Repeat the data below exactly, dropping any pictures it holds.

- - -

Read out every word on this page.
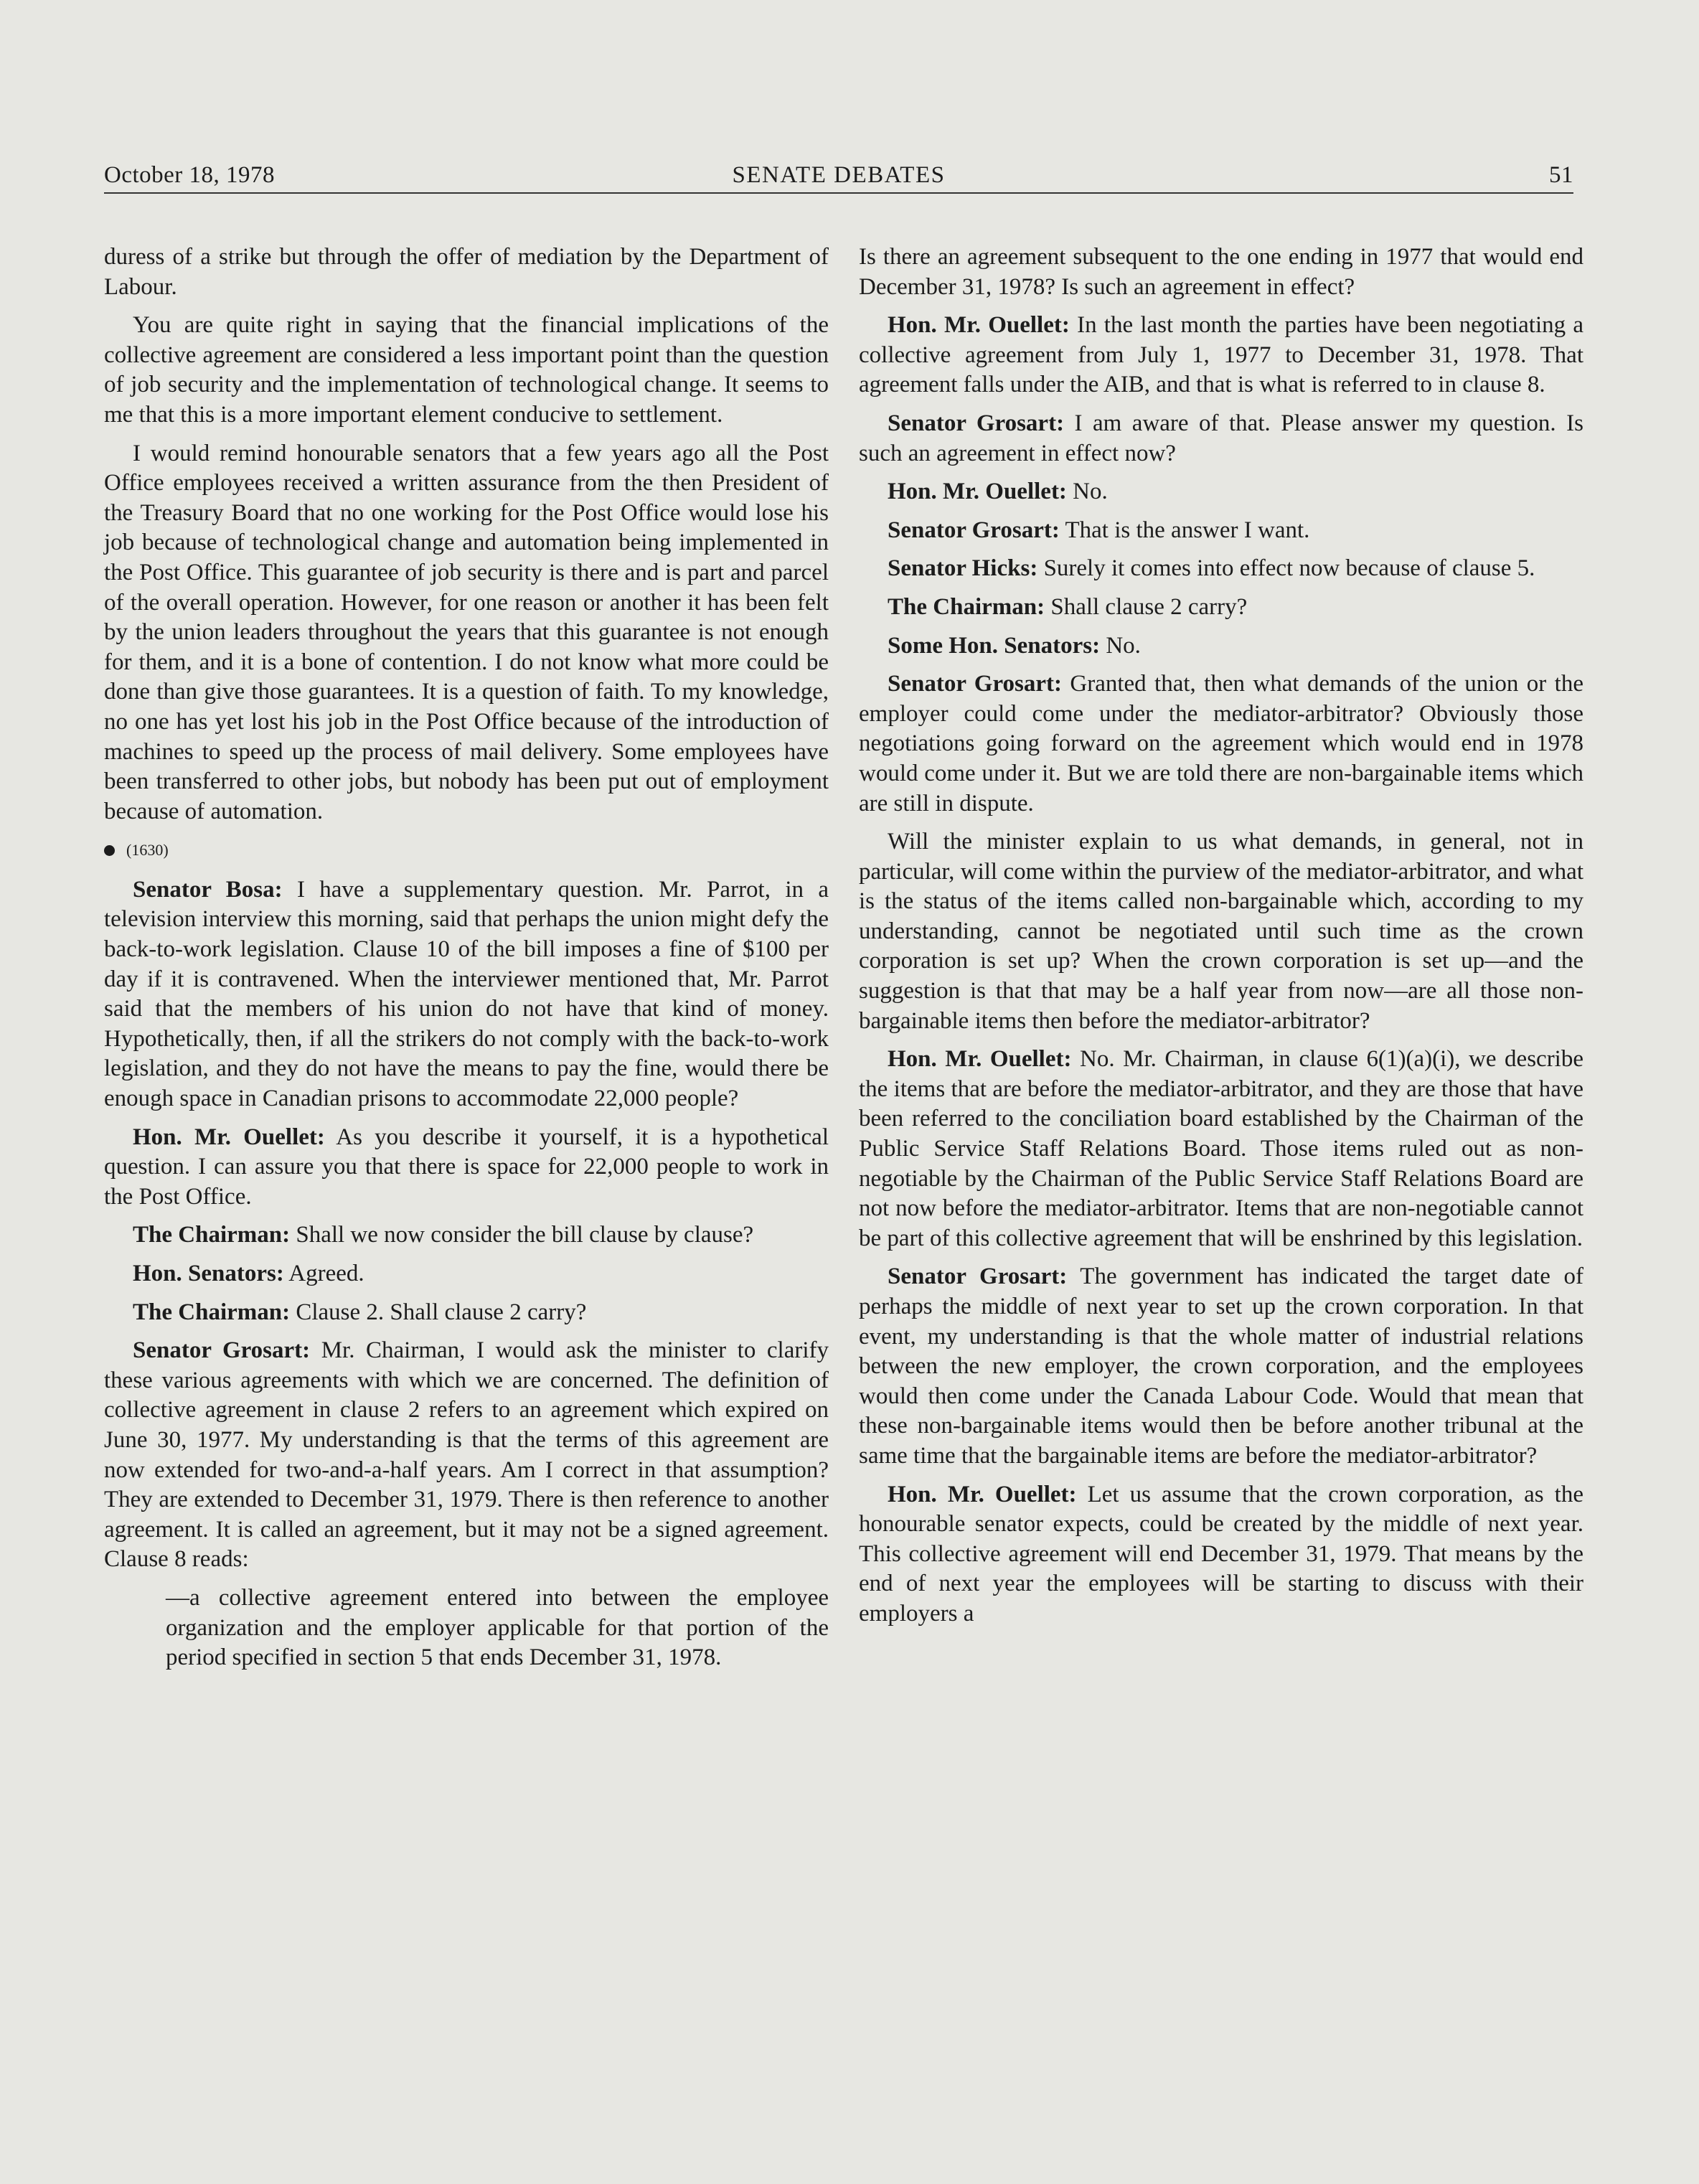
October 18, 1978	SENATE DEBATES	51

duress of a strike but through the offer of mediation by the Department of Labour.

You are quite right in saying that the financial implications of the collective agreement are considered a less important point than the question of job security and the implementation of technological change. It seems to me that this is a more important element conducive to settlement.

I would remind honourable senators that a few years ago all the Post Office employees received a written assurance from the then President of the Treasury Board that no one working for the Post Office would lose his job because of technological change and automation being implemented in the Post Office. This guarantee of job security is there and is part and parcel of the overall operation. However, for one reason or another it has been felt by the union leaders throughout the years that this guarantee is not enough for them, and it is a bone of contention. I do not know what more could be done than give those guarantees. It is a question of faith. To my knowledge, no one has yet lost his job in the Post Office because of the introduction of machines to speed up the process of mail delivery. Some employees have been transferred to other jobs, but nobody has been put out of employment because of automation.

(1630)

Senator Bosa: I have a supplementary question. Mr. Parrot, in a television interview this morning, said that perhaps the union might defy the back-to-work legislation. Clause 10 of the bill imposes a fine of $100 per day if it is contravened. When the interviewer mentioned that, Mr. Parrot said that the members of his union do not have that kind of money. Hypothetically, then, if all the strikers do not comply with the back-to-work legislation, and they do not have the means to pay the fine, would there be enough space in Canadian prisons to accommodate 22,000 people?

Hon. Mr. Ouellet: As you describe it yourself, it is a hypothetical question. I can assure you that there is space for 22,000 people to work in the Post Office.

The Chairman: Shall we now consider the bill clause by clause?

Hon. Senators: Agreed.

The Chairman: Clause 2. Shall clause 2 carry?

Senator Grosart: Mr. Chairman, I would ask the minister to clarify these various agreements with which we are concerned. The definition of collective agreement in clause 2 refers to an agreement which expired on June 30, 1977. My understanding is that the terms of this agreement are now extended for two-and-a-half years. Am I correct in that assumption? They are extended to December 31, 1979. There is then reference to another agreement. It is called an agreement, but it may not be a signed agreement. Clause 8 reads:

—a collective agreement entered into between the employee organization and the employer applicable for that portion of the period specified in section 5 that ends December 31, 1978.

Is there an agreement subsequent to the one ending in 1977 that would end December 31, 1978? Is such an agreement in effect?

Hon. Mr. Ouellet: In the last month the parties have been negotiating a collective agreement from July 1, 1977 to December 31, 1978. That agreement falls under the AIB, and that is what is referred to in clause 8.

Senator Grosart: I am aware of that. Please answer my question. Is such an agreement in effect now?

Hon. Mr. Ouellet: No.

Senator Grosart: That is the answer I want.

Senator Hicks: Surely it comes into effect now because of clause 5.

The Chairman: Shall clause 2 carry?

Some Hon. Senators: No.

Senator Grosart: Granted that, then what demands of the union or the employer could come under the mediator-arbitrator? Obviously those negotiations going forward on the agreement which would end in 1978 would come under it. But we are told there are non-bargainable items which are still in dispute.

Will the minister explain to us what demands, in general, not in particular, will come within the purview of the mediator-arbitrator, and what is the status of the items called non-bargainable which, according to my understanding, cannot be negotiated until such time as the crown corporation is set up? When the crown corporation is set up—and the suggestion is that that may be a half year from now—are all those non-bargainable items then before the mediator-arbitrator?

Hon. Mr. Ouellet: No. Mr. Chairman, in clause 6(1)(a)(i), we describe the items that are before the mediator-arbitrator, and they are those that have been referred to the conciliation board established by the Chairman of the Public Service Staff Relations Board. Those items ruled out as non-negotiable by the Chairman of the Public Service Staff Relations Board are not now before the mediator-arbitrator. Items that are non-negotiable cannot be part of this collective agreement that will be enshrined by this legislation.

Senator Grosart: The government has indicated the target date of perhaps the middle of next year to set up the crown corporation. In that event, my understanding is that the whole matter of industrial relations between the new employer, the crown corporation, and the employees would then come under the Canada Labour Code. Would that mean that these non-bargainable items would then be before another tribunal at the same time that the bargainable items are before the mediator-arbitrator?

Hon. Mr. Ouellet: Let us assume that the crown corporation, as the honourable senator expects, could be created by the middle of next year. This collective agreement will end December 31, 1979. That means by the end of next year the employees will be starting to discuss with their employers a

- - -

WRITTEN SOLUTION:
Read out every word on this page.
October 18, 1978	SENATE DEBATES	51

duress of a strike but through the offer of mediation by the Department of Labour.

You are quite right in saying that the financial implications of the collective agreement are considered a less important point than the question of job security and the implementation of technological change. It seems to me that this is a more important element conducive to settlement.

I would remind honourable senators that a few years ago all the Post Office employees received a written assurance from the then President of the Treasury Board that no one working for the Post Office would lose his job because of technological change and automation being implemented in the Post Office. This guarantee of job security is there and is part and parcel of the overall operation. However, for one reason or another it has been felt by the union leaders throughout the years that this guarantee is not enough for them, and it is a bone of contention. I do not know what more could be done than give those guarantees. It is a question of faith. To my knowledge, no one has yet lost his job in the Post Office because of the introduction of machines to speed up the process of mail delivery. Some employees have been transferred to other jobs, but nobody has been put out of employment because of automation.

(1630)

Senator Bosa: I have a supplementary question. Mr. Parrot, in a television interview this morning, said that perhaps the union might defy the back-to-work legislation. Clause 10 of the bill imposes a fine of $100 per day if it is contravened. When the interviewer mentioned that, Mr. Parrot said that the members of his union do not have that kind of money. Hypothetically, then, if all the strikers do not comply with the back-to-work legislation, and they do not have the means to pay the fine, would there be enough space in Canadian prisons to accommodate 22,000 people?

Hon. Mr. Ouellet: As you describe it yourself, it is a hypothetical question. I can assure you that there is space for 22,000 people to work in the Post Office.

The Chairman: Shall we now consider the bill clause by clause?

Hon. Senators: Agreed.

The Chairman: Clause 2. Shall clause 2 carry?

Senator Grosart: Mr. Chairman, I would ask the minister to clarify these various agreements with which we are concerned. The definition of collective agreement in clause 2 refers to an agreement which expired on June 30, 1977. My understanding is that the terms of this agreement are now extended for two-and-a-half years. Am I correct in that assumption? They are extended to December 31, 1979. There is then reference to another agreement. It is called an agreement, but it may not be a signed agreement. Clause 8 reads:

—a collective agreement entered into between the employee organization and the employer applicable for that portion of the period specified in section 5 that ends December 31, 1978.

Is there an agreement subsequent to the one ending in 1977 that would end December 31, 1978? Is such an agreement in effect?

Hon. Mr. Ouellet: In the last month the parties have been negotiating a collective agreement from July 1, 1977 to December 31, 1978. That agreement falls under the AIB, and that is what is referred to in clause 8.

Senator Grosart: I am aware of that. Please answer my question. Is such an agreement in effect now?

Hon. Mr. Ouellet: No.

Senator Grosart: That is the answer I want.

Senator Hicks: Surely it comes into effect now because of clause 5.

The Chairman: Shall clause 2 carry?

Some Hon. Senators: No.

Senator Grosart: Granted that, then what demands of the union or the employer could come under the mediator-arbitrator? Obviously those negotiations going forward on the agreement which would end in 1978 would come under it. But we are told there are non-bargainable items which are still in dispute.

Will the minister explain to us what demands, in general, not in particular, will come within the purview of the mediator-arbitrator, and what is the status of the items called non-bargainable which, according to my understanding, cannot be negotiated until such time as the crown corporation is set up? When the crown corporation is set up—and the suggestion is that that may be a half year from now—are all those non-bargainable items then before the mediator-arbitrator?

Hon. Mr. Ouellet: No. Mr. Chairman, in clause 6(1)(a)(i), we describe the items that are before the mediator-arbitrator, and they are those that have been referred to the conciliation board established by the Chairman of the Public Service Staff Relations Board. Those items ruled out as non-negotiable by the Chairman of the Public Service Staff Relations Board are not now before the mediator-arbitrator. Items that are non-negotiable cannot be part of this collective agreement that will be enshrined by this legislation.

Senator Grosart: The government has indicated the target date of perhaps the middle of next year to set up the crown corporation. In that event, my understanding is that the whole matter of industrial relations between the new employer, the crown corporation, and the employees would then come under the Canada Labour Code. Would that mean that these non-bargainable items would then be before another tribunal at the same time that the bargainable items are before the mediator-arbitrator?

Hon. Mr. Ouellet: Let us assume that the crown corporation, as the honourable senator expects, could be created by the middle of next year. This collective agreement will end December 31, 1979. That means by the end of next year the employees will be starting to discuss with their employers a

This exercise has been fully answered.